#### [STATED EXERCISE]
Find each line with the string "JSON" and copy it.

#### [SUPPLIED DATA]
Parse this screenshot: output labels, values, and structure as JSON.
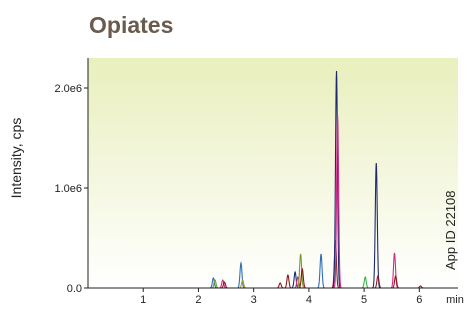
{
  "chart_data": {
    "type": "line",
    "title": "Opiates",
    "ylabel": "Intensity, cps",
    "xlabel": "min",
    "annotation": "App ID 22108",
    "xlim": [
      0,
      6.7
    ],
    "ylim": [
      0,
      2300000
    ],
    "x_ticks": [
      {
        "value": 1,
        "label": "1"
      },
      {
        "value": 2,
        "label": "2"
      },
      {
        "value": 3,
        "label": "3"
      },
      {
        "value": 4,
        "label": "4"
      },
      {
        "value": 5,
        "label": "5"
      },
      {
        "value": 6,
        "label": "6"
      }
    ],
    "y_ticks": [
      {
        "value": 0,
        "label": "0.0"
      },
      {
        "value": 1000000,
        "label": "1.0e6"
      },
      {
        "value": 2000000,
        "label": "2.0e6"
      }
    ],
    "background_gradient": [
      "#e9efbd",
      "#ffffff"
    ],
    "peaks": [
      {
        "rt": 2.27,
        "height": 100000,
        "color": "#2f6fb7"
      },
      {
        "rt": 2.3,
        "height": 80000,
        "color": "#7a9a2a"
      },
      {
        "rt": 2.44,
        "height": 80000,
        "color": "#cc2c8a"
      },
      {
        "rt": 2.47,
        "height": 60000,
        "color": "#8b1a1a"
      },
      {
        "rt": 2.77,
        "height": 250000,
        "color": "#2f6fb7"
      },
      {
        "rt": 2.8,
        "height": 80000,
        "color": "#b0a020"
      },
      {
        "rt": 3.48,
        "height": 50000,
        "color": "#8b1a1a"
      },
      {
        "rt": 3.62,
        "height": 130000,
        "color": "#8b1a1a"
      },
      {
        "rt": 3.75,
        "height": 160000,
        "color": "#1f2a6e"
      },
      {
        "rt": 3.8,
        "height": 110000,
        "color": "#cc2c8a"
      },
      {
        "rt": 3.85,
        "height": 340000,
        "color": "#7a9a2a"
      },
      {
        "rt": 3.88,
        "height": 190000,
        "color": "#8b1a1a"
      },
      {
        "rt": 4.22,
        "height": 340000,
        "color": "#2f6fb7"
      },
      {
        "rt": 4.48,
        "height": 480000,
        "color": "#8b1a1a"
      },
      {
        "rt": 4.5,
        "height": 2170000,
        "color": "#1f2a6e"
      },
      {
        "rt": 4.52,
        "height": 1720000,
        "color": "#cc2c8a"
      },
      {
        "rt": 5.02,
        "height": 110000,
        "color": "#3bb04a"
      },
      {
        "rt": 5.22,
        "height": 1250000,
        "color": "#1f2a6e"
      },
      {
        "rt": 5.25,
        "height": 120000,
        "color": "#8b1a1a"
      },
      {
        "rt": 5.55,
        "height": 350000,
        "color": "#cc2c8a"
      },
      {
        "rt": 5.57,
        "height": 120000,
        "color": "#8b1a1a"
      },
      {
        "rt": 6.02,
        "height": 20000,
        "color": "#8b1a1a"
      }
    ]
  }
}
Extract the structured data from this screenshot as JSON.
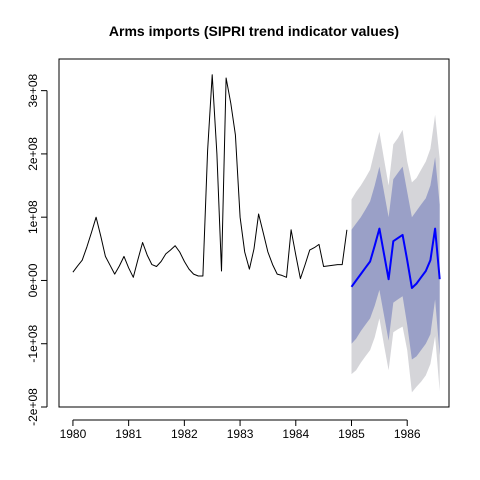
{
  "chart_data": {
    "type": "line",
    "title": "Arms imports (SIPRI trend indicator values)",
    "xlabel": "",
    "ylabel": "",
    "xlim": [
      1979.75,
      1986.75
    ],
    "ylim": [
      -200000000,
      350000000
    ],
    "x_ticks": [
      1980,
      1981,
      1982,
      1983,
      1984,
      1985,
      1986
    ],
    "x_tick_labels": [
      "1980",
      "1981",
      "1982",
      "1983",
      "1984",
      "1985",
      "1986"
    ],
    "y_ticks": [
      -200000000,
      -100000000,
      0,
      100000000,
      200000000,
      300000000
    ],
    "y_tick_labels": [
      "-2e+08",
      "-1e+08",
      "0e+00",
      "1e+08",
      "2e+08",
      "3e+08"
    ],
    "frequency": 12,
    "start": 1980,
    "series": [
      {
        "role": "observed",
        "color": "#000000",
        "x": [
          1980.0,
          1980.0833,
          1980.1667,
          1980.25,
          1980.3333,
          1980.4167,
          1980.5,
          1980.5833,
          1980.6667,
          1980.75,
          1980.8333,
          1980.9167,
          1981.0,
          1981.0833,
          1981.1667,
          1981.25,
          1981.3333,
          1981.4167,
          1981.5,
          1981.5833,
          1981.6667,
          1981.75,
          1981.8333,
          1981.9167,
          1982.0,
          1982.0833,
          1982.1667,
          1982.25,
          1982.3333,
          1982.4167,
          1982.5,
          1982.5833,
          1982.6667,
          1982.75,
          1982.8333,
          1982.9167,
          1983.0,
          1983.0833,
          1983.1667,
          1983.25,
          1983.3333,
          1983.4167,
          1983.5,
          1983.5833,
          1983.6667,
          1983.75,
          1983.8333,
          1983.9167,
          1984.0,
          1984.0833,
          1984.1667,
          1984.25,
          1984.3333,
          1984.4167,
          1984.5,
          1984.5833,
          1984.6667,
          1984.75,
          1984.8333,
          1984.9167
        ],
        "values": [
          13000000,
          23000000,
          32000000,
          53000000,
          76000000,
          100000000,
          70000000,
          38000000,
          24000000,
          10000000,
          23000000,
          38000000,
          20000000,
          5000000,
          33000000,
          60000000,
          40000000,
          25000000,
          22000000,
          30000000,
          42000000,
          48000000,
          55000000,
          45000000,
          30000000,
          18000000,
          10000000,
          7000000,
          7000000,
          205000000,
          325000000,
          200000000,
          15000000,
          320000000,
          280000000,
          230000000,
          100000000,
          45000000,
          18000000,
          50000000,
          105000000,
          75000000,
          45000000,
          25000000,
          10000000,
          8000000,
          5000000,
          80000000,
          40000000,
          3000000,
          25000000,
          48000000,
          52000000,
          57000000,
          22000000,
          23000000,
          24000000,
          25000000,
          25000000,
          80000000
        ]
      },
      {
        "role": "forecast",
        "color": "#0000ff",
        "x": [
          1985.0,
          1985.0833,
          1985.1667,
          1985.25,
          1985.3333,
          1985.4167,
          1985.5,
          1985.5833,
          1985.6667,
          1985.75,
          1985.8333,
          1985.9167,
          1986.0,
          1986.0833,
          1986.1667,
          1986.25,
          1986.3333,
          1986.4167,
          1986.5,
          1986.5833
        ],
        "values": [
          -10000000,
          0,
          10000000,
          20000000,
          30000000,
          55000000,
          82000000,
          42000000,
          2000000,
          62000000,
          67000000,
          72000000,
          32000000,
          -12000000,
          -5000000,
          5000000,
          15000000,
          32000000,
          82000000,
          2000000
        ],
        "band_95": {
          "color": "#d5d5d9",
          "upper": [
            128000000,
            140000000,
            150000000,
            162000000,
            175000000,
            205000000,
            235000000,
            192000000,
            150000000,
            215000000,
            225000000,
            238000000,
            188000000,
            155000000,
            162000000,
            175000000,
            188000000,
            208000000,
            262000000,
            192000000
          ],
          "lower": [
            -148000000,
            -142000000,
            -130000000,
            -120000000,
            -110000000,
            -90000000,
            -60000000,
            -102000000,
            -142000000,
            -82000000,
            -77000000,
            -73000000,
            -110000000,
            -177000000,
            -168000000,
            -160000000,
            -150000000,
            -132000000,
            -88000000,
            -175000000
          ]
        },
        "band_80": {
          "color": "#9aa0c7",
          "upper": [
            80000000,
            90000000,
            100000000,
            112000000,
            125000000,
            150000000,
            180000000,
            140000000,
            100000000,
            160000000,
            170000000,
            180000000,
            140000000,
            100000000,
            110000000,
            120000000,
            130000000,
            150000000,
            195000000,
            120000000
          ],
          "lower": [
            -100000000,
            -92000000,
            -80000000,
            -70000000,
            -60000000,
            -40000000,
            -15000000,
            -55000000,
            -95000000,
            -35000000,
            -30000000,
            -25000000,
            -70000000,
            -125000000,
            -120000000,
            -110000000,
            -100000000,
            -85000000,
            -30000000,
            -118000000
          ]
        }
      }
    ],
    "grid": false,
    "legend": "none"
  }
}
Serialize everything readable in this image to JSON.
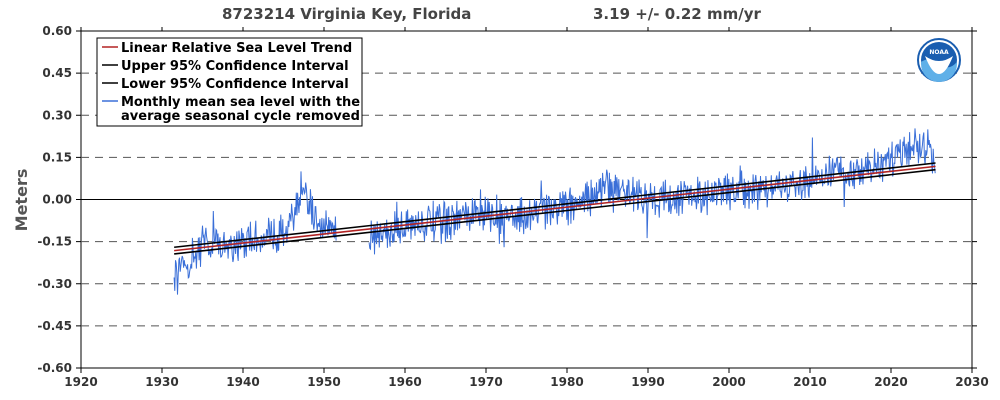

#### [RESPONSE TO THE TASK]
Parse this screenshot: output labels, values, and structure as JSON.
Extract the structured data from this screenshot as JSON.
Serialize everything readable in this image to JSON.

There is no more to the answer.